*What you should do*. The listing below should be written out exactly; please include all of it.

*Data to use*.
[BEGIN]
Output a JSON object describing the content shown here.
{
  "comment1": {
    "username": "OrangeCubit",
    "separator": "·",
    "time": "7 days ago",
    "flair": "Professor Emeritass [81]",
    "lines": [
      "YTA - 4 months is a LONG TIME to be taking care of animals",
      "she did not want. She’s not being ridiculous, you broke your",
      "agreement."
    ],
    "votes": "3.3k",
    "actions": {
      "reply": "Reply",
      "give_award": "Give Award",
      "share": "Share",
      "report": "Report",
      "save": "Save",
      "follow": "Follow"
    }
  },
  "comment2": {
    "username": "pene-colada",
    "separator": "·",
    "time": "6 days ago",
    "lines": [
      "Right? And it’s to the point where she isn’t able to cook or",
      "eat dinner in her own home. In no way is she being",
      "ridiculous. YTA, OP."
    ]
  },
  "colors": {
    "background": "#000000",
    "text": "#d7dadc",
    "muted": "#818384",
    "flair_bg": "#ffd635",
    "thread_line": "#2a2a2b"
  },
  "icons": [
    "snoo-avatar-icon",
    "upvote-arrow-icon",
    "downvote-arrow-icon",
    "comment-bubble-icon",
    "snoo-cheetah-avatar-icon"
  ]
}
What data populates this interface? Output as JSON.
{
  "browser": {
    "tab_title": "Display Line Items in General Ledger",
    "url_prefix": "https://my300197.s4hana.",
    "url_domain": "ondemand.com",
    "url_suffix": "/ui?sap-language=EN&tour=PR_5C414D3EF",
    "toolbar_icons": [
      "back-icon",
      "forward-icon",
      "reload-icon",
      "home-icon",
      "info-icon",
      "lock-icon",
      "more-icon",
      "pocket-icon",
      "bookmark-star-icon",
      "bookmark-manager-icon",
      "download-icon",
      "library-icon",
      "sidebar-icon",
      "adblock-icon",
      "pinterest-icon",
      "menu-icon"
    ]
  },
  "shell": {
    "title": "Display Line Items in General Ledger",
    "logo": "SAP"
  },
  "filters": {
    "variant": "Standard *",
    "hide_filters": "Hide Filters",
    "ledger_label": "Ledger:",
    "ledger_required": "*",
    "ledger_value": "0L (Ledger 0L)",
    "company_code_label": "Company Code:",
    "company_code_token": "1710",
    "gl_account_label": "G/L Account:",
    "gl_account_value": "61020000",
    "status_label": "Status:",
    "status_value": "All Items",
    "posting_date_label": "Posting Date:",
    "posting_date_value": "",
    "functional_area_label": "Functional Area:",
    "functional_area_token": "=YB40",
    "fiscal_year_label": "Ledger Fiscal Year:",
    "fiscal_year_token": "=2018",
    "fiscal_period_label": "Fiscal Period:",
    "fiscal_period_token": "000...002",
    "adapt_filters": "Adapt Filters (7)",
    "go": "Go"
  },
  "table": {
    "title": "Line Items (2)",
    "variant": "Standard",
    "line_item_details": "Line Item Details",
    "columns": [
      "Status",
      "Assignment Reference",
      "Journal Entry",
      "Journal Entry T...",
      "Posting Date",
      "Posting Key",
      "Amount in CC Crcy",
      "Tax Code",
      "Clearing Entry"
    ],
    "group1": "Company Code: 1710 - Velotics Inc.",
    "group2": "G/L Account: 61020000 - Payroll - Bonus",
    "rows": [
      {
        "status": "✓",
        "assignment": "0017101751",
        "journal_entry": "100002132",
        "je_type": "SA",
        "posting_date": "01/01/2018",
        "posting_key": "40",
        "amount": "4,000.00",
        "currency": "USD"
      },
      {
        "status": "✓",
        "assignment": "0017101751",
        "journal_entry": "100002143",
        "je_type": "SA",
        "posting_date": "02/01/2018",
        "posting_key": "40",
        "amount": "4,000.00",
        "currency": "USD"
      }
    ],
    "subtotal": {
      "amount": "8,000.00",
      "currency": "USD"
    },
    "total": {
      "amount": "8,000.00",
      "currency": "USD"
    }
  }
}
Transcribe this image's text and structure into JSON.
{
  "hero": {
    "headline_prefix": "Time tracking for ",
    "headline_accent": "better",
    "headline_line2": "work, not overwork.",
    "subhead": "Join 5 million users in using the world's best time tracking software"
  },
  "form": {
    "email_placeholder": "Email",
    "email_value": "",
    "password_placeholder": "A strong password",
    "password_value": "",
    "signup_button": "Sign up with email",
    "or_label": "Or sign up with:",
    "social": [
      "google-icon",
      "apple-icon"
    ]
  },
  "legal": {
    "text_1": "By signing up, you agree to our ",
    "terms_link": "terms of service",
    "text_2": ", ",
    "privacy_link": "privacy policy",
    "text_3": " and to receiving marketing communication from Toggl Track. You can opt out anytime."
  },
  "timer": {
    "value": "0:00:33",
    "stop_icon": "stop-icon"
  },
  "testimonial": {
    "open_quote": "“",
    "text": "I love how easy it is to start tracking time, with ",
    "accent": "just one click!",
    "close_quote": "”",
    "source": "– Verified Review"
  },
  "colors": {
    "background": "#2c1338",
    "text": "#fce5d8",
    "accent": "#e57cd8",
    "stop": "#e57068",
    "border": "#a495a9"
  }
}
[END]
*Reply*.
Output a JSON object describing the content shown here.
{
  "comment1": {
    "username": "OrangeCubit",
    "separator": "·",
    "time": "7 days ago",
    "flair": "Professor Emeritass [81]",
    "lines": [
      "YTA - 4 months is a LONG TIME to be taking care of animals",
      "she did not want. She’s not being ridiculous, you broke your",
      "agreement."
    ],
    "votes": "3.3k",
    "actions": {
      "reply": "Reply",
      "give_award": "Give Award",
      "share": "Share",
      "report": "Report",
      "save": "Save",
      "follow": "Follow"
    }
  },
  "comment2": {
    "username": "pene-colada",
    "separator": "·",
    "time": "6 days ago",
    "lines": [
      "Right? And it’s to the point where she isn’t able to cook or",
      "eat dinner in her own home. In no way is she being",
      "ridiculous. YTA, OP."
    ]
  },
  "colors": {
    "background": "#000000",
    "text": "#d7dadc",
    "muted": "#818384",
    "flair_bg": "#ffd635",
    "thread_line": "#2a2a2b"
  },
  "icons": [
    "snoo-avatar-icon",
    "upvote-arrow-icon",
    "downvote-arrow-icon",
    "comment-bubble-icon",
    "snoo-cheetah-avatar-icon"
  ]
}
What data populates this interface? Output as JSON.
{
  "browser": {
    "tab_title": "Display Line Items in General Ledger",
    "url_prefix": "https://my300197.s4hana.",
    "url_domain": "ondemand.com",
    "url_suffix": "/ui?sap-language=EN&tour=PR_5C414D3EF",
    "toolbar_icons": [
      "back-icon",
      "forward-icon",
      "reload-icon",
      "home-icon",
      "info-icon",
      "lock-icon",
      "more-icon",
      "pocket-icon",
      "bookmark-star-icon",
      "bookmark-manager-icon",
      "download-icon",
      "library-icon",
      "sidebar-icon",
      "adblock-icon",
      "pinterest-icon",
      "menu-icon"
    ]
  },
  "shell": {
    "title": "Display Line Items in General Ledger",
    "logo": "SAP"
  },
  "filters": {
    "variant": "Standard *",
    "hide_filters": "Hide Filters",
    "ledger_label": "Ledger:",
    "ledger_required": "*",
    "ledger_value": "0L (Ledger 0L)",
    "company_code_label": "Company Code:",
    "company_code_token": "1710",
    "gl_account_label": "G/L Account:",
    "gl_account_value": "61020000",
    "status_label": "Status:",
    "status_value": "All Items",
    "posting_date_label": "Posting Date:",
    "posting_date_value": "",
    "functional_area_label": "Functional Area:",
    "functional_area_token": "=YB40",
    "fiscal_year_label": "Ledger Fiscal Year:",
    "fiscal_year_token": "=2018",
    "fiscal_period_label": "Fiscal Period:",
    "fiscal_period_token": "000...002",
    "adapt_filters": "Adapt Filters (7)",
    "go": "Go"
  },
  "table": {
    "title": "Line Items (2)",
    "variant": "Standard",
    "line_item_details": "Line Item Details",
    "columns": [
      "Status",
      "Assignment Reference",
      "Journal Entry",
      "Journal Entry T...",
      "Posting Date",
      "Posting Key",
      "Amount in CC Crcy",
      "Tax Code",
      "Clearing Entry"
    ],
    "group1": "Company Code: 1710 - Velotics Inc.",
    "group2": "G/L Account: 61020000 - Payroll - Bonus",
    "rows": [
      {
        "status": "✓",
        "assignment": "0017101751",
        "journal_entry": "100002132",
        "je_type": "SA",
        "posting_date": "01/01/2018",
        "posting_key": "40",
        "amount": "4,000.00",
        "currency": "USD"
      },
      {
        "status": "✓",
        "assignment": "0017101751",
        "journal_entry": "100002143",
        "je_type": "SA",
        "posting_date": "02/01/2018",
        "posting_key": "40",
        "amount": "4,000.00",
        "currency": "USD"
      }
    ],
    "subtotal": {
      "amount": "8,000.00",
      "currency": "USD"
    },
    "total": {
      "amount": "8,000.00",
      "currency": "USD"
    }
  }
}
Transcribe this image's text and structure into JSON.
{
  "hero": {
    "headline_prefix": "Time tracking for ",
    "headline_accent": "better",
    "headline_line2": "work, not overwork.",
    "subhead": "Join 5 million users in using the world's best time tracking software"
  },
  "form": {
    "email_placeholder": "Email",
    "email_value": "",
    "password_placeholder": "A strong password",
    "password_value": "",
    "signup_button": "Sign up with email",
    "or_label": "Or sign up with:",
    "social": [
      "google-icon",
      "apple-icon"
    ]
  },
  "legal": {
    "text_1": "By signing up, you agree to our ",
    "terms_link": "terms of service",
    "text_2": ", ",
    "privacy_link": "privacy policy",
    "text_3": " and to receiving marketing communication from Toggl Track. You can opt out anytime."
  },
  "timer": {
    "value": "0:00:33",
    "stop_icon": "stop-icon"
  },
  "testimonial": {
    "open_quote": "“",
    "text": "I love how easy it is to start tracking time, with ",
    "accent": "just one click!",
    "close_quote": "”",
    "source": "– Verified Review"
  },
  "colors": {
    "background": "#2c1338",
    "text": "#fce5d8",
    "accent": "#e57cd8",
    "stop": "#e57068",
    "border": "#a495a9"
  }
}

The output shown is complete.